*INSTRUCTIONS TO FOLLOW*: Write out all the entries word for word, but skip any images.

*THE RECORDS*:
◇ ◇ ◇

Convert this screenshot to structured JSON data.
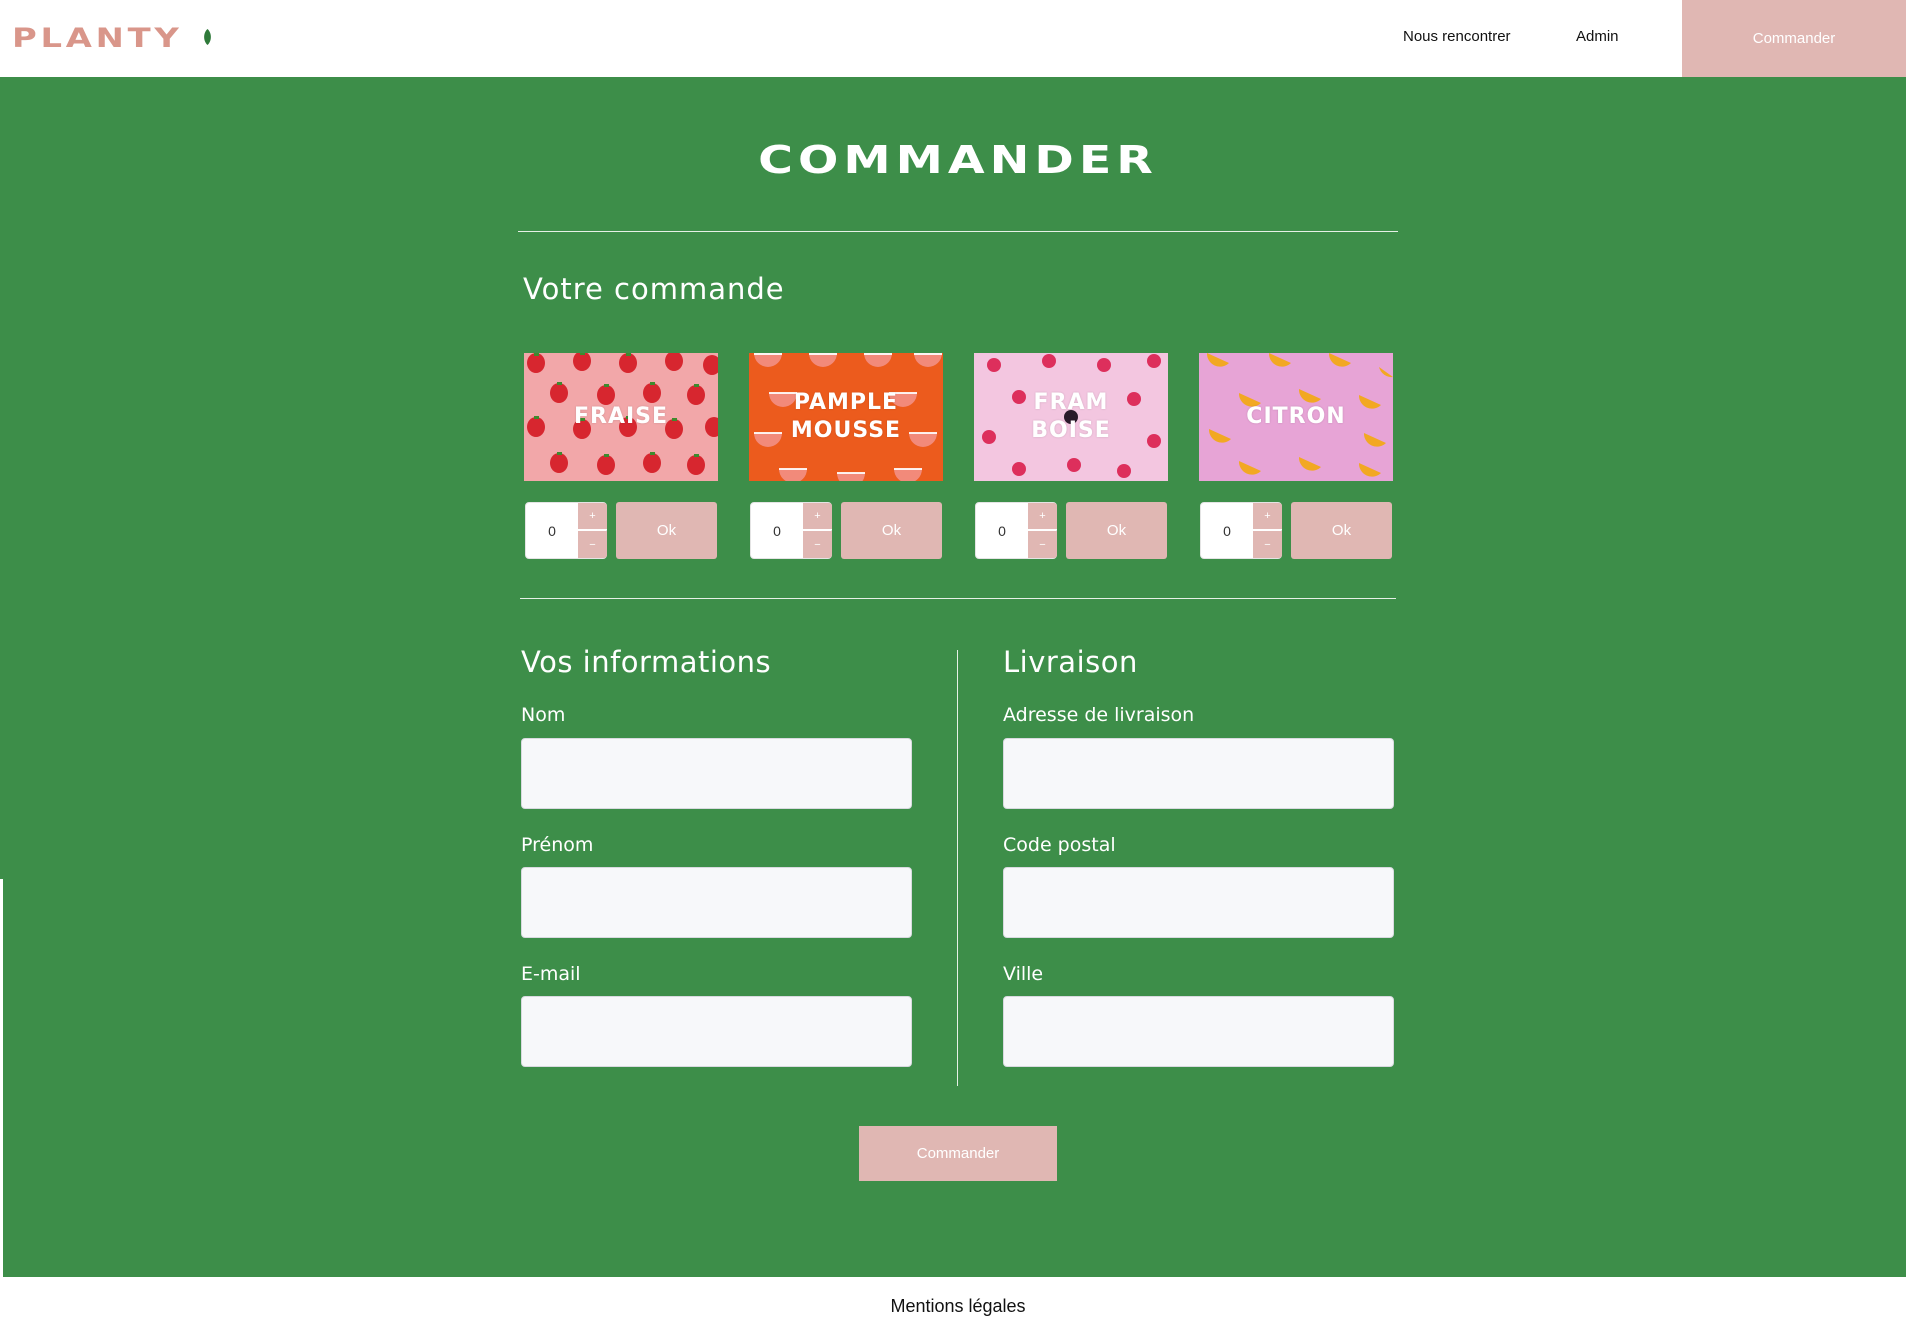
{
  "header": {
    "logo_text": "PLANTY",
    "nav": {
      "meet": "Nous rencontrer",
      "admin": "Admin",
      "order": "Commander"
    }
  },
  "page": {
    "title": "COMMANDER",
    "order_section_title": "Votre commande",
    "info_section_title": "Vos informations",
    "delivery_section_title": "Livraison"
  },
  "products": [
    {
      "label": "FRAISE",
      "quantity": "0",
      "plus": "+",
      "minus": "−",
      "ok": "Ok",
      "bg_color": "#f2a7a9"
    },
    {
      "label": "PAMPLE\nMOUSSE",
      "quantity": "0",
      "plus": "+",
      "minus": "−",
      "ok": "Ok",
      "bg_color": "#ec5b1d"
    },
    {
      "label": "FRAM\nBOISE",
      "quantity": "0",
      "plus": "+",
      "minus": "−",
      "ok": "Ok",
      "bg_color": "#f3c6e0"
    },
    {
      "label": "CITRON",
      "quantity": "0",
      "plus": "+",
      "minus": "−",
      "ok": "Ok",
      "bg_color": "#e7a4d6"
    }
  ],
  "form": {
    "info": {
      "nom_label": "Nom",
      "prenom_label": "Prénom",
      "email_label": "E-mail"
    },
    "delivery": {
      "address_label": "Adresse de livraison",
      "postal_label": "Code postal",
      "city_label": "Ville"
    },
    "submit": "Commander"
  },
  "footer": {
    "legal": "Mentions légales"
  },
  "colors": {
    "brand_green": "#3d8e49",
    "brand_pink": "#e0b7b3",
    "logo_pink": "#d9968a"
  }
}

◇ ◇ ◇

*THE SOLUTION*:
Convert this screenshot to structured JSON data.
{
  "header": {
    "logo_text": "PLANTY",
    "nav": {
      "meet": "Nous rencontrer",
      "admin": "Admin",
      "order": "Commander"
    }
  },
  "page": {
    "title": "COMMANDER",
    "order_section_title": "Votre commande",
    "info_section_title": "Vos informations",
    "delivery_section_title": "Livraison"
  },
  "products": [
    {
      "label": "FRAISE",
      "quantity": "0",
      "plus": "+",
      "minus": "−",
      "ok": "Ok",
      "bg_color": "#f2a7a9"
    },
    {
      "label": "PAMPLE\nMOUSSE",
      "quantity": "0",
      "plus": "+",
      "minus": "−",
      "ok": "Ok",
      "bg_color": "#ec5b1d"
    },
    {
      "label": "FRAM\nBOISE",
      "quantity": "0",
      "plus": "+",
      "minus": "−",
      "ok": "Ok",
      "bg_color": "#f3c6e0"
    },
    {
      "label": "CITRON",
      "quantity": "0",
      "plus": "+",
      "minus": "−",
      "ok": "Ok",
      "bg_color": "#e7a4d6"
    }
  ],
  "form": {
    "info": {
      "nom_label": "Nom",
      "prenom_label": "Prénom",
      "email_label": "E-mail"
    },
    "delivery": {
      "address_label": "Adresse de livraison",
      "postal_label": "Code postal",
      "city_label": "Ville"
    },
    "submit": "Commander"
  },
  "footer": {
    "legal": "Mentions légales"
  },
  "colors": {
    "brand_green": "#3d8e49",
    "brand_pink": "#e0b7b3",
    "logo_pink": "#d9968a"
  }
}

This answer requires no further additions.